* _REQUIREMENTS_:
Look through the listing for the word "ylabel". Copy each line that has it.

* _DATA EXTRACT_:

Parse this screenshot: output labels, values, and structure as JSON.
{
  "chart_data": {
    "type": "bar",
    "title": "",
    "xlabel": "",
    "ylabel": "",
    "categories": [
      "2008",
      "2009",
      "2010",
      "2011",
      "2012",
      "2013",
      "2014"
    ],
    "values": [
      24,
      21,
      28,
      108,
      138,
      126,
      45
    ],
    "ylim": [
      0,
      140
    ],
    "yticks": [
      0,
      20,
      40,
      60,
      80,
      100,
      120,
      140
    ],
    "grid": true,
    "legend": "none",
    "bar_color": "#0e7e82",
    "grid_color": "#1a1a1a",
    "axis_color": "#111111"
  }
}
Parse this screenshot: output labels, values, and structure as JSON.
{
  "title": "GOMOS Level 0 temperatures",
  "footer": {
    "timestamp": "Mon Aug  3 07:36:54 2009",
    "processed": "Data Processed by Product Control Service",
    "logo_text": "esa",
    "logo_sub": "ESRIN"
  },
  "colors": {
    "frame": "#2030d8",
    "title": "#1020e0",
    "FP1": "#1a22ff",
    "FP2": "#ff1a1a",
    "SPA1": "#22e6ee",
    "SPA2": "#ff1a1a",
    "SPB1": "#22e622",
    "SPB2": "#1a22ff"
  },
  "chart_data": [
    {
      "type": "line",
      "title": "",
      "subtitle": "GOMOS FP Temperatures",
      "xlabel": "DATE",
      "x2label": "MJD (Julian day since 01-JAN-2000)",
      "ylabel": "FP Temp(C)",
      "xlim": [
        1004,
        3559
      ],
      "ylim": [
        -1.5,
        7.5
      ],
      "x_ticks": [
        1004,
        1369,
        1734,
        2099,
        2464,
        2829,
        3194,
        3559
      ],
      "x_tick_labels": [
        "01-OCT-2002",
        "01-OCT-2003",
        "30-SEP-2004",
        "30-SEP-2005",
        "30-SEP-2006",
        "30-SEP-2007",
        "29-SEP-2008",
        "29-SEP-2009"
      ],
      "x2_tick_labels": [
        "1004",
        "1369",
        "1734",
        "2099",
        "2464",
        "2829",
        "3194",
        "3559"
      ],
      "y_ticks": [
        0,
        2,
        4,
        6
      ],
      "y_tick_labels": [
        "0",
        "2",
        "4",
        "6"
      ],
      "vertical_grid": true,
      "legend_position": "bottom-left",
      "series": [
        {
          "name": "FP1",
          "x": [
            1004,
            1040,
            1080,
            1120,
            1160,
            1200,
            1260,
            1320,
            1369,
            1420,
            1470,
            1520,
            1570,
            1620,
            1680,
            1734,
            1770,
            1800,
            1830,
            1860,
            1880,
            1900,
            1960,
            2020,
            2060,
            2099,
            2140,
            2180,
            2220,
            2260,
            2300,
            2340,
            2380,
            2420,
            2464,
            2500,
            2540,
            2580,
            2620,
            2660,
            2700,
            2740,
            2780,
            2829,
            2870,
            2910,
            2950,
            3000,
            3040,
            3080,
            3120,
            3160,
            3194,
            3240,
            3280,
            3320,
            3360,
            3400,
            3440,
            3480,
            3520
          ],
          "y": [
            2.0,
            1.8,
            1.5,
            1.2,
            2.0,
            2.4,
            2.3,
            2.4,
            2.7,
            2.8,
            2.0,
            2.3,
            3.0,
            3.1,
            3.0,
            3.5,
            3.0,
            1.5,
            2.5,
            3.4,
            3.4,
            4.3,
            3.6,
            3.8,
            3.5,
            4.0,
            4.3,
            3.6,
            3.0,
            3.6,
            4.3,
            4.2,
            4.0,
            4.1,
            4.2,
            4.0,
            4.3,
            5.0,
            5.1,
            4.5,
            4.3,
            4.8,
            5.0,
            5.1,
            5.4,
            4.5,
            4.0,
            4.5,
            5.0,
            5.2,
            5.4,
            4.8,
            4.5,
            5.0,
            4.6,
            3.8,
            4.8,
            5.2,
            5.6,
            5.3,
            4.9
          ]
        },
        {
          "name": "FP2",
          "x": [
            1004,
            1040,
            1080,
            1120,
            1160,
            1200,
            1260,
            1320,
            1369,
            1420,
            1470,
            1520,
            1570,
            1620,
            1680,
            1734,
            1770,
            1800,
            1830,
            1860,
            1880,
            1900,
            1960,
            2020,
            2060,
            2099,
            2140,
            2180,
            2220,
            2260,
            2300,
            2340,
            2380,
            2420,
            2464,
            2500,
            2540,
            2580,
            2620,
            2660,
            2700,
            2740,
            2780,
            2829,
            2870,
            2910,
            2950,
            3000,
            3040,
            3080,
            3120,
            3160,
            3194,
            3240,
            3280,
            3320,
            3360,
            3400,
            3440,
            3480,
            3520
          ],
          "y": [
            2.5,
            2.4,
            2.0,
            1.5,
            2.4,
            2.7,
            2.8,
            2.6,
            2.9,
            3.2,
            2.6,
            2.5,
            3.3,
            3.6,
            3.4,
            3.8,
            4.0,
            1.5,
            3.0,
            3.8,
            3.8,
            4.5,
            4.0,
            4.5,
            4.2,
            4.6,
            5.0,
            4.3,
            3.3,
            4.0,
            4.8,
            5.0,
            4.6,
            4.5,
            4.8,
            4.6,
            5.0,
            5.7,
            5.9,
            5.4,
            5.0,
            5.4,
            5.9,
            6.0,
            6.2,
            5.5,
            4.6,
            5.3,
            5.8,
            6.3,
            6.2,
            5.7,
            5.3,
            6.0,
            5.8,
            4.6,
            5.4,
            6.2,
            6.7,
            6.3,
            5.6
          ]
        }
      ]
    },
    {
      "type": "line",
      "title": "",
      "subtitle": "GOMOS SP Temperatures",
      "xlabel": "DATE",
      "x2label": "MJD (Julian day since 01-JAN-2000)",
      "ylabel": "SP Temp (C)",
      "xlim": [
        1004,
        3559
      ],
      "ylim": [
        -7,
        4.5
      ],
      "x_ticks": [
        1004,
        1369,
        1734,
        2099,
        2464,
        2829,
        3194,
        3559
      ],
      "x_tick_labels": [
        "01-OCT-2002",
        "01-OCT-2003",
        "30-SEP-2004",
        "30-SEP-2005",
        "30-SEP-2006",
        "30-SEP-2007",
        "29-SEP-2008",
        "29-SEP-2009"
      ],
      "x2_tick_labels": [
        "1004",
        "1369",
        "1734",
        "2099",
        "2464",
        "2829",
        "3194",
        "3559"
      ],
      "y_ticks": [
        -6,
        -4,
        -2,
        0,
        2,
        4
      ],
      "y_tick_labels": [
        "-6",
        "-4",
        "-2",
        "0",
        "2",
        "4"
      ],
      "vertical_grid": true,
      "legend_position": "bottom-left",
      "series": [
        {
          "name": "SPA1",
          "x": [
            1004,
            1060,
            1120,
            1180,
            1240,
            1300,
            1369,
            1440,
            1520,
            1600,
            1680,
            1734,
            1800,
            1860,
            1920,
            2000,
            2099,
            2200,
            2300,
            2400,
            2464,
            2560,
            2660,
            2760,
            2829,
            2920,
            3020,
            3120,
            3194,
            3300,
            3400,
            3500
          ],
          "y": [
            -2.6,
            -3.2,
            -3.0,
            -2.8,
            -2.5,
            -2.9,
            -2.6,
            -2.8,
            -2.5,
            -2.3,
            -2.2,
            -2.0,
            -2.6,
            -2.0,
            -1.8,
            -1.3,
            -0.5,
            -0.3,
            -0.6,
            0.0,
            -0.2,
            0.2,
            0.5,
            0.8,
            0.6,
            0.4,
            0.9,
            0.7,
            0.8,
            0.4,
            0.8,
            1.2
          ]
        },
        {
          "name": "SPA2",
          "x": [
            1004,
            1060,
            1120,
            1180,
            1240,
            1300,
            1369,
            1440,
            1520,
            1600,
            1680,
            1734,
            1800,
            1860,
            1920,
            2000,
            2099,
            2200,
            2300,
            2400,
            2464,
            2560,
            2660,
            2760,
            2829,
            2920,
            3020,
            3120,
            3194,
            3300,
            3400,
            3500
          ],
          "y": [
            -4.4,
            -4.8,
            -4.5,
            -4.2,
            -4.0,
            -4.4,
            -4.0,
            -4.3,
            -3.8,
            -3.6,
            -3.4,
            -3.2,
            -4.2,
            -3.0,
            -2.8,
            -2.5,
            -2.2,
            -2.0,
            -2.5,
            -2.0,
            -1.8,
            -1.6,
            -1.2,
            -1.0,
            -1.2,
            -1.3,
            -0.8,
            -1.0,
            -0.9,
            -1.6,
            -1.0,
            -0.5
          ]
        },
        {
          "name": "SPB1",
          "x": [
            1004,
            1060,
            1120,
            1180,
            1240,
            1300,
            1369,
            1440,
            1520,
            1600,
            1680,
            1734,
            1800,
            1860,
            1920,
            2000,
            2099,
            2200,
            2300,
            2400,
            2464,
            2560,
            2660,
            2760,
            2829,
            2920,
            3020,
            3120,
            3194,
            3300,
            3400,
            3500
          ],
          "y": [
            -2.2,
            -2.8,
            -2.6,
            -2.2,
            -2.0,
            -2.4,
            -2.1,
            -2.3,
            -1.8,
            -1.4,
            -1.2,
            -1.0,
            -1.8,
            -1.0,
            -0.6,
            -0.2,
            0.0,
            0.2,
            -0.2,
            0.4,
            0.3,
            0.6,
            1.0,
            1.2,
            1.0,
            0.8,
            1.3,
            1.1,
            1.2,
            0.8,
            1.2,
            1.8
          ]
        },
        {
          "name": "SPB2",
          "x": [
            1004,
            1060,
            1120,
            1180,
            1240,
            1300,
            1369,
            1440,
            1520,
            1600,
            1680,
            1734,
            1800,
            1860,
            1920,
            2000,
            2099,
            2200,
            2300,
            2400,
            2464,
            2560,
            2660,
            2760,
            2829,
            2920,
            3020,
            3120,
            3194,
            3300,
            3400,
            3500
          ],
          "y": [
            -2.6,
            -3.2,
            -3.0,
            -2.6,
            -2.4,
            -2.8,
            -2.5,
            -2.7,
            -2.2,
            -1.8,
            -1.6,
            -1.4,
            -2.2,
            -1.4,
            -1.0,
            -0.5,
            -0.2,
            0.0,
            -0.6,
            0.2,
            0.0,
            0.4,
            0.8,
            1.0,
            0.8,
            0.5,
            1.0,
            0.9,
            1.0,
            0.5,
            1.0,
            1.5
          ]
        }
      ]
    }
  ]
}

* _RESULT BELOW_:
    "ylabel": "",
      "ylabel": "FP Temp(C)",
      "ylabel": "SP Temp (C)",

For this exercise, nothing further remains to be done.